* THE REQUEST: What follows is a set of records, each of which is to be written out exactly.

[Rows from a dataset]
○ ○ ○ ○ ○ ○ ○

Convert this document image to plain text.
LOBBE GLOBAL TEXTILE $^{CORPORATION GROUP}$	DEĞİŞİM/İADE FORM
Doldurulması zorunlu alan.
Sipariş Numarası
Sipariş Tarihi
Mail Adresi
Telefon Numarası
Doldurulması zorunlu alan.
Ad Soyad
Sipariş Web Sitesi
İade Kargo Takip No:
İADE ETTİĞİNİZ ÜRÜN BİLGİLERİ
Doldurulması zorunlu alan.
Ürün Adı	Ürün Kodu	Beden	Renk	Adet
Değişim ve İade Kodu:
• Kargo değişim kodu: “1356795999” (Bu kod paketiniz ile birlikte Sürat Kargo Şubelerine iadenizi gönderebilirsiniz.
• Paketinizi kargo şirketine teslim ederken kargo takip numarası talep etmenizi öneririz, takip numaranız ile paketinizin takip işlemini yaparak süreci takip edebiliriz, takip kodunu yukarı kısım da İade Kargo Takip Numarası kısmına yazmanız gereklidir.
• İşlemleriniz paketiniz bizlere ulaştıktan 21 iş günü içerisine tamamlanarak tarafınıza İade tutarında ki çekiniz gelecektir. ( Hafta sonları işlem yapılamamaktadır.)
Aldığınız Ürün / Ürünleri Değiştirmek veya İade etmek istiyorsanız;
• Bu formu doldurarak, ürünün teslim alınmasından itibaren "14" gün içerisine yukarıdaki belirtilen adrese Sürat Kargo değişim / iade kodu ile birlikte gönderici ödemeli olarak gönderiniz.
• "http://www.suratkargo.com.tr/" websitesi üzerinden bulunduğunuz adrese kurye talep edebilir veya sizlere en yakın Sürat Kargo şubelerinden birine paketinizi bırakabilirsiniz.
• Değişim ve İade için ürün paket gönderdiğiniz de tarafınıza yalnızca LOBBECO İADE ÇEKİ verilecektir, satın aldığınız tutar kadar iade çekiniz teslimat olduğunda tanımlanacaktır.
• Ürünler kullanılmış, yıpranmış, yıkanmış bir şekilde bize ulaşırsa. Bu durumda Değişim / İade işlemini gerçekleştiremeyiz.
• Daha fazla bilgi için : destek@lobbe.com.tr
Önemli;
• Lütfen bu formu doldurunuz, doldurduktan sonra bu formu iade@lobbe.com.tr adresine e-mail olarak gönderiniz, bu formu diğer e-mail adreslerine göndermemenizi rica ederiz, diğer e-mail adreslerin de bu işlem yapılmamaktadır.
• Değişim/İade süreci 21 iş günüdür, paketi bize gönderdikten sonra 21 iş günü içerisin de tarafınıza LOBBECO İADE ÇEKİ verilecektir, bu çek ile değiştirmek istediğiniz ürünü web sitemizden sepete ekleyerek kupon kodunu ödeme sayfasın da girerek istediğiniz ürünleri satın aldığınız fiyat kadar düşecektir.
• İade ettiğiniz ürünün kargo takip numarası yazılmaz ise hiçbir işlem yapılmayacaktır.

○ ○ ○ ○ ○ ○ ○

* ANSWER TO THE TASK:
Convert this document image to plain text.
LOBBE GLOBAL TEXTILE $^{CORPORATION GROUP}$	DEĞİŞİM/İADE FORM
Doldurulması zorunlu alan.
Sipariş Numarası
Sipariş Tarihi
Mail Adresi
Telefon Numarası
Doldurulması zorunlu alan.
Ad Soyad
Sipariş Web Sitesi
İade Kargo Takip No:
İADE ETTİĞİNİZ ÜRÜN BİLGİLERİ
Doldurulması zorunlu alan.
Ürün Adı	Ürün Kodu	Beden	Renk	Adet
Değişim ve İade Kodu:
• Kargo değişim kodu: “1356795999” (Bu kod paketiniz ile birlikte Sürat Kargo Şubelerine iadenizi gönderebilirsiniz.
• Paketinizi kargo şirketine teslim ederken kargo takip numarası talep etmenizi öneririz, takip numaranız ile paketinizin takip işlemini yaparak süreci takip edebiliriz, takip kodunu yukarı kısım da İade Kargo Takip Numarası kısmına yazmanız gereklidir.
• İşlemleriniz paketiniz bizlere ulaştıktan 21 iş günü içerisine tamamlanarak tarafınıza İade tutarında ki çekiniz gelecektir. ( Hafta sonları işlem yapılamamaktadır.)
Aldığınız Ürün / Ürünleri Değiştirmek veya İade etmek istiyorsanız;
• Bu formu doldurarak, ürünün teslim alınmasından itibaren "14" gün içerisine yukarıdaki belirtilen adrese Sürat Kargo değişim / iade kodu ile birlikte gönderici ödemeli olarak gönderiniz.
• "http://www.suratkargo.com.tr/" websitesi üzerinden bulunduğunuz adrese kurye talep edebilir veya sizlere en yakın Sürat Kargo şubelerinden birine paketinizi bırakabilirsiniz.
• Değişim ve İade için ürün paket gönderdiğiniz de tarafınıza yalnızca LOBBECO İADE ÇEKİ verilecektir, satın aldığınız tutar kadar iade çekiniz teslimat olduğunda tanımlanacaktır.
• Ürünler kullanılmış, yıpranmış, yıkanmış bir şekilde bize ulaşırsa. Bu durumda Değişim / İade işlemini gerçekleştiremeyiz.
• Daha fazla bilgi için : destek@lobbe.com.tr
Önemli;
• Lütfen bu formu doldurunuz, doldurduktan sonra bu formu iade@lobbe.com.tr adresine e-mail olarak gönderiniz, bu formu diğer e-mail adreslerine göndermemenizi rica ederiz, diğer e-mail adreslerin de bu işlem yapılmamaktadır.
• Değişim/İade süreci 21 iş günüdür, paketi bize gönderdikten sonra 21 iş günü içerisin de tarafınıza LOBBECO İADE ÇEKİ verilecektir, bu çek ile değiştirmek istediğiniz ürünü web sitemizden sepete ekleyerek kupon kodunu ödeme sayfasın da girerek istediğiniz ürünleri satın aldığınız fiyat kadar düşecektir.
• İade ettiğiniz ürünün kargo takip numarası yazılmaz ise hiçbir işlem yapılmayacaktır.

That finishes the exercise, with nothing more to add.